Your objective:
For each line that holds "phẩm", copy the line out.

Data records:
------------------------------------------------
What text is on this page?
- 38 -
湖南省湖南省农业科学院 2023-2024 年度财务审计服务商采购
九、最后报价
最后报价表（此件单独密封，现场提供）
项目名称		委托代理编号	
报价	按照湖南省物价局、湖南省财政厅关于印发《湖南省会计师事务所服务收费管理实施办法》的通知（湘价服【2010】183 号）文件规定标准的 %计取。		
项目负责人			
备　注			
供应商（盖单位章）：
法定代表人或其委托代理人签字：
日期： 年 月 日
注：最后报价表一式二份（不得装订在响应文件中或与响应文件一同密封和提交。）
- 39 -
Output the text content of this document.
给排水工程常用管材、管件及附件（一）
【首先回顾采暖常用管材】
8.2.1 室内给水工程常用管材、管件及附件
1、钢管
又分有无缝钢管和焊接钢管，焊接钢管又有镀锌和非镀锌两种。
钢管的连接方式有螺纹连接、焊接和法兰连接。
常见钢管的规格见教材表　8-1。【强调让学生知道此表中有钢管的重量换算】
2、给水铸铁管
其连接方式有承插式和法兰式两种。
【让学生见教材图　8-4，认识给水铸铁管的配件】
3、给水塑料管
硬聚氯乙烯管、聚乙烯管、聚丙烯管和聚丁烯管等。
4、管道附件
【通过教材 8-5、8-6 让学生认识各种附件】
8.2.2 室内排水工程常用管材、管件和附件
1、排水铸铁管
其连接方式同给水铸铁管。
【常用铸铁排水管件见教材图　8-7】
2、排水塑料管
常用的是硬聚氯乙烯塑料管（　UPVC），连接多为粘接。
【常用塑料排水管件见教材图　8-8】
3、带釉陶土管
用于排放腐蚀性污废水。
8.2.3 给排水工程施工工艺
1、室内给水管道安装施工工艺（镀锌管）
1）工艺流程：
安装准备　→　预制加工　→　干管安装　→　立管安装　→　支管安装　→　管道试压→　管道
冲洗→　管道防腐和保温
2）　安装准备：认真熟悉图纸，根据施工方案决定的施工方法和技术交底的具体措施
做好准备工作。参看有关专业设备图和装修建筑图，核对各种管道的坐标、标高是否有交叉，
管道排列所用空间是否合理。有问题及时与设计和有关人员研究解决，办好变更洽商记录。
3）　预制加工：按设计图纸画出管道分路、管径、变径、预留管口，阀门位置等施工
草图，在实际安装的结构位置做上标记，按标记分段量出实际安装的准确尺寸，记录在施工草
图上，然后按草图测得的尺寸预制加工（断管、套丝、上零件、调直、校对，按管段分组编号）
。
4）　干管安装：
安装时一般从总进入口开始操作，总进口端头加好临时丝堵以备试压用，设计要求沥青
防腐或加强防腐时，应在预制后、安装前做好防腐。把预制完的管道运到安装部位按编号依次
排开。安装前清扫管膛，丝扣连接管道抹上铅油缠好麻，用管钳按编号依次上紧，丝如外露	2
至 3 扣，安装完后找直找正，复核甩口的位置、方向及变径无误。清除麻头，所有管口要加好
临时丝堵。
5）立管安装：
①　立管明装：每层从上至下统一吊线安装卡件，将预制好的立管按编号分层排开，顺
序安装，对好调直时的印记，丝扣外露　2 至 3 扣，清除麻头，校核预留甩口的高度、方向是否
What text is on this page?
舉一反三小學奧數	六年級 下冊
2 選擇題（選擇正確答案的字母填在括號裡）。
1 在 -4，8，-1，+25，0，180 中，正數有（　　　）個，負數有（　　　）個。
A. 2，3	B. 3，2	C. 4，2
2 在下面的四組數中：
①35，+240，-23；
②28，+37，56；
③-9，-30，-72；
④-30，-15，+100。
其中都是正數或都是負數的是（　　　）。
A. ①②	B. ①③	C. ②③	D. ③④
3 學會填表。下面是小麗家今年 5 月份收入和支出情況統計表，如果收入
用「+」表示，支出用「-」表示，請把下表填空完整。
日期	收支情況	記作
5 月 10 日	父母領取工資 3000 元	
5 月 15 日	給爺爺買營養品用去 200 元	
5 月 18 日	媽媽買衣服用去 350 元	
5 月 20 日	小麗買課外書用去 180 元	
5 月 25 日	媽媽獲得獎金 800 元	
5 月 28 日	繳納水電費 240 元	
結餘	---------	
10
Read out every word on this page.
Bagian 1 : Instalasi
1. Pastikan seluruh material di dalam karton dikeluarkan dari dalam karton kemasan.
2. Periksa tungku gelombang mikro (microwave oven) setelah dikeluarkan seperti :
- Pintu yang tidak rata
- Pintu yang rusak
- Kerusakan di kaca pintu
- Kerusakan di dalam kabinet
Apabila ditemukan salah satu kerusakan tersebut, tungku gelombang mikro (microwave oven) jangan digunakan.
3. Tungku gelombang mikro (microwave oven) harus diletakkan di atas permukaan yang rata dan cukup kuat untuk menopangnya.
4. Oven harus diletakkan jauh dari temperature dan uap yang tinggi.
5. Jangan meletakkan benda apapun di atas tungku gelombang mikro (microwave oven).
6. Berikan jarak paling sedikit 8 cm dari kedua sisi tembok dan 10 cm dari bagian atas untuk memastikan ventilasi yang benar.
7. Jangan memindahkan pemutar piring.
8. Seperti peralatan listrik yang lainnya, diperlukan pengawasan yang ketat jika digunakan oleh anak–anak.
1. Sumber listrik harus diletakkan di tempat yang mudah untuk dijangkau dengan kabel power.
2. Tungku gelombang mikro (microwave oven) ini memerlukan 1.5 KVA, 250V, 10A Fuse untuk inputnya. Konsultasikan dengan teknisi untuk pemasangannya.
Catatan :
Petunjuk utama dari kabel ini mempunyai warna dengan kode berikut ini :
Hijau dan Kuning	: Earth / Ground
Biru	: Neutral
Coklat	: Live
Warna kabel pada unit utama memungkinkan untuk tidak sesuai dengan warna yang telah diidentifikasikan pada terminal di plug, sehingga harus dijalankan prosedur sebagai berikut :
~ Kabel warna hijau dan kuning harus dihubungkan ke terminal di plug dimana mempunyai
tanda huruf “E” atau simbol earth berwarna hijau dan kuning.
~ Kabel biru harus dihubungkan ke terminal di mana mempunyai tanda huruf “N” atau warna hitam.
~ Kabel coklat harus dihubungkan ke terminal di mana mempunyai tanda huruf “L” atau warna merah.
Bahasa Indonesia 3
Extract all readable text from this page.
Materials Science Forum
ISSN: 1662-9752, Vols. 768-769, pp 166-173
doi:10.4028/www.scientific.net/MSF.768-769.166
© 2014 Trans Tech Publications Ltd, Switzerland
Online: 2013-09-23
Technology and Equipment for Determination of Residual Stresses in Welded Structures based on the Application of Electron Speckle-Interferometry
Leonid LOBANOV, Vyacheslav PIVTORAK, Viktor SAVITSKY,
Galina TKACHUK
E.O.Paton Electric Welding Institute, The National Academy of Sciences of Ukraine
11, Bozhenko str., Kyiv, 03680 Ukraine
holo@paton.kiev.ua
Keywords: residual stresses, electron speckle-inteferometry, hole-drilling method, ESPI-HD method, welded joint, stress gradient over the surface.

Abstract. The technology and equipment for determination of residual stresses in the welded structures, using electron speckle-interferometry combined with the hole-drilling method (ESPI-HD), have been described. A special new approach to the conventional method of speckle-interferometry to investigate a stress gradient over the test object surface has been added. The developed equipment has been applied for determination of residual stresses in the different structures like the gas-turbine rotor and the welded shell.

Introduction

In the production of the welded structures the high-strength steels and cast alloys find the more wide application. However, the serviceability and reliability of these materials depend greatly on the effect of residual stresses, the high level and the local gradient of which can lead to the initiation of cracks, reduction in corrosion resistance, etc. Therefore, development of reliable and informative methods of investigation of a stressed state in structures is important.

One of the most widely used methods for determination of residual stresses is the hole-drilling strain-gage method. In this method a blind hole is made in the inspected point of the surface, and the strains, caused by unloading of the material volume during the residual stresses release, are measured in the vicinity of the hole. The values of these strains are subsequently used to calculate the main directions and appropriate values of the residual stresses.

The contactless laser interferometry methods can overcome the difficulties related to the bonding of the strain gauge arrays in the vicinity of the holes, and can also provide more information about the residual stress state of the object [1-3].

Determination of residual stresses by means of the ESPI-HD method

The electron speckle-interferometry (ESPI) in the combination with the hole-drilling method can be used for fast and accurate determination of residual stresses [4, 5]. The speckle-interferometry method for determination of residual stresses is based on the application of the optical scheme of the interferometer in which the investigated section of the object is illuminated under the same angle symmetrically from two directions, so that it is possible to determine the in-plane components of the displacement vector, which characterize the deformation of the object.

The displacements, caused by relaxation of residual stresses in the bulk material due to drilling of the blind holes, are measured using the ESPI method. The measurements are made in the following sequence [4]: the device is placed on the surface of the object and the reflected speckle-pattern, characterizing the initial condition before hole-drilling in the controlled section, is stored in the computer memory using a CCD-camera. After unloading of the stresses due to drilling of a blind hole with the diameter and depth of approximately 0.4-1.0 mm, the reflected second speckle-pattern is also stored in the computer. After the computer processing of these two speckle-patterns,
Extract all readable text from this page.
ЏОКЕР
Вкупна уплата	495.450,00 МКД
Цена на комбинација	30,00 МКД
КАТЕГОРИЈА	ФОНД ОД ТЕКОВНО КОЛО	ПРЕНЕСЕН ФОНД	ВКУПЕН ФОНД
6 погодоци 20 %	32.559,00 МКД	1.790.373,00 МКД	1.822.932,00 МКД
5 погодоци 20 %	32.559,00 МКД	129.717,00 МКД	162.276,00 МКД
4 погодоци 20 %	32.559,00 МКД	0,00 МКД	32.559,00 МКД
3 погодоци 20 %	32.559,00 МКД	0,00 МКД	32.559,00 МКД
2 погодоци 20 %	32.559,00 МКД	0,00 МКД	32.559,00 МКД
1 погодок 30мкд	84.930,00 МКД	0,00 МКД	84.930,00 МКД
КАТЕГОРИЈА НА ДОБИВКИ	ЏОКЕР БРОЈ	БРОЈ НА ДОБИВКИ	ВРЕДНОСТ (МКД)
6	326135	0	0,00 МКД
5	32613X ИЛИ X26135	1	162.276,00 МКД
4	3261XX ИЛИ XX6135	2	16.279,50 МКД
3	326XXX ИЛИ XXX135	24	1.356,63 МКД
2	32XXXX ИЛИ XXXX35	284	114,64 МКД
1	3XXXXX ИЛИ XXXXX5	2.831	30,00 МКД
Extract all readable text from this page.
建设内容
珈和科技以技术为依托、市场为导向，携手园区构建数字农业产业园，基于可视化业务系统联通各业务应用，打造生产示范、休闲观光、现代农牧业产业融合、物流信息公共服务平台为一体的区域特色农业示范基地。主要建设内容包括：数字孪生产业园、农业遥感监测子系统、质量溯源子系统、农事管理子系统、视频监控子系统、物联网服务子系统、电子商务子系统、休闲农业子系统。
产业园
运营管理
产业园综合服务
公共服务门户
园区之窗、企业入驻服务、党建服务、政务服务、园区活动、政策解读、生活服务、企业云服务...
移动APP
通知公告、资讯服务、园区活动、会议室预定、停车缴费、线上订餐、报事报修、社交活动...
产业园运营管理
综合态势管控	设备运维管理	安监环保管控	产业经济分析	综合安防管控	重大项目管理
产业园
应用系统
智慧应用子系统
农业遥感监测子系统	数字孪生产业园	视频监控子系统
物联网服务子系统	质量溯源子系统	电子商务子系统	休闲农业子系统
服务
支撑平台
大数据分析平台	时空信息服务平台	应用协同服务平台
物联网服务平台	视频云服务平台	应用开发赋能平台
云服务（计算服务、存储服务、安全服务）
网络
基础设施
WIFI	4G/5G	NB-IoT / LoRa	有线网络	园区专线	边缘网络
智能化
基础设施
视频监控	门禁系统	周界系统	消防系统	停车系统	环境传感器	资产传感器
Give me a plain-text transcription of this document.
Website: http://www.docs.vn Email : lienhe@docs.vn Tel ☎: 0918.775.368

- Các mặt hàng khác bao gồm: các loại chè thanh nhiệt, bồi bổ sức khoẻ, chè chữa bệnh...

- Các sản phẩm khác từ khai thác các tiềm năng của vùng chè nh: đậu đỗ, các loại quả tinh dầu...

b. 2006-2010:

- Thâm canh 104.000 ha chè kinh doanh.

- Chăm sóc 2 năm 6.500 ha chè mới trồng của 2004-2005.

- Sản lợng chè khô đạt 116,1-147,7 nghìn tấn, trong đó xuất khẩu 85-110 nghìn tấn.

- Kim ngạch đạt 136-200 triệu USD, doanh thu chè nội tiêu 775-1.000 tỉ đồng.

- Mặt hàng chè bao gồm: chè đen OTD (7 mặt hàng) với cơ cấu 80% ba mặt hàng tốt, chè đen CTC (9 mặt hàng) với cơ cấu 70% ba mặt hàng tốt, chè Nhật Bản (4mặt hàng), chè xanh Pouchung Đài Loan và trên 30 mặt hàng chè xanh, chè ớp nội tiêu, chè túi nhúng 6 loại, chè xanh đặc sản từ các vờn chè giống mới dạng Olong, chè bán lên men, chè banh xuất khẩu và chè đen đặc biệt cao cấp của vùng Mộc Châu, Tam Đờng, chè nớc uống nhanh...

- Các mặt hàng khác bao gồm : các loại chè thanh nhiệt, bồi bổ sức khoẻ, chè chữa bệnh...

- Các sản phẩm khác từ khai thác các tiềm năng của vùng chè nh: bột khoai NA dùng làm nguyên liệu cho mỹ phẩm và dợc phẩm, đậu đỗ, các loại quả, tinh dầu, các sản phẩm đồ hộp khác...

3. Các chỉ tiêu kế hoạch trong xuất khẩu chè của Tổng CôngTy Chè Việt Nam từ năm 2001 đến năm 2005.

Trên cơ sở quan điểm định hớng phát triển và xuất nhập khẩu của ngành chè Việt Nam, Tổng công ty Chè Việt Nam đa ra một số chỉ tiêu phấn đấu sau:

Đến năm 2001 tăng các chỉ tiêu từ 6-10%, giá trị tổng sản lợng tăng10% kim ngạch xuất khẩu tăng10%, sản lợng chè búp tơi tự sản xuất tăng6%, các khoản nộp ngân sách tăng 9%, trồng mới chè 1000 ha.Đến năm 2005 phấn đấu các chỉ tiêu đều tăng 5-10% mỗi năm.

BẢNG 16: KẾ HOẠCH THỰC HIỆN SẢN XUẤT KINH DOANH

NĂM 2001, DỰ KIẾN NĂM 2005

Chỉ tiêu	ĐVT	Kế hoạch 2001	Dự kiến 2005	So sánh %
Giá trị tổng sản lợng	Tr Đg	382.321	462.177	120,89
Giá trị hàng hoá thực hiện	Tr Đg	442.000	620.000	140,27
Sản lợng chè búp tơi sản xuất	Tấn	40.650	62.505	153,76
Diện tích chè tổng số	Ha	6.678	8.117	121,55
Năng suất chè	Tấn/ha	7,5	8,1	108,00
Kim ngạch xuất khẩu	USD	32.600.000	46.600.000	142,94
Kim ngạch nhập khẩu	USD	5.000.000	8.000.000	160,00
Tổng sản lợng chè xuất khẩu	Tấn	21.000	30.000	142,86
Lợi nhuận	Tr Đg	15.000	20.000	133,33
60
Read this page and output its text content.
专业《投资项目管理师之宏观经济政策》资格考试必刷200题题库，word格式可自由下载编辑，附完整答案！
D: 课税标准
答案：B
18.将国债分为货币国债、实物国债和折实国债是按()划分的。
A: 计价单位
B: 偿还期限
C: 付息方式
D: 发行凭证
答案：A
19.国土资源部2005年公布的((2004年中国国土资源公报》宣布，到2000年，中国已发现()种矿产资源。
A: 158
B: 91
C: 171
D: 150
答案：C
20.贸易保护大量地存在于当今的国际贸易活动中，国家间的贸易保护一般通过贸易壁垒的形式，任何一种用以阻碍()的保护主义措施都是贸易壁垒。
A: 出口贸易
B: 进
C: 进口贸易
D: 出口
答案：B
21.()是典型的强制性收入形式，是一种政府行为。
------------------------------------------------
Complete response:
- Các sản phẩm khác từ khai thác các tiềm năng của vùng chè nh: đậu đỗ, các loại quả tinh dầu...
- Các sản phẩm khác từ khai thác các tiềm năng của vùng chè nh: bột khoai NA dùng làm nguyên liệu cho mỹ phẩm và dợc phẩm, đậu đỗ, các loại quả, tinh dầu, các sản phẩm đồ hộp khác...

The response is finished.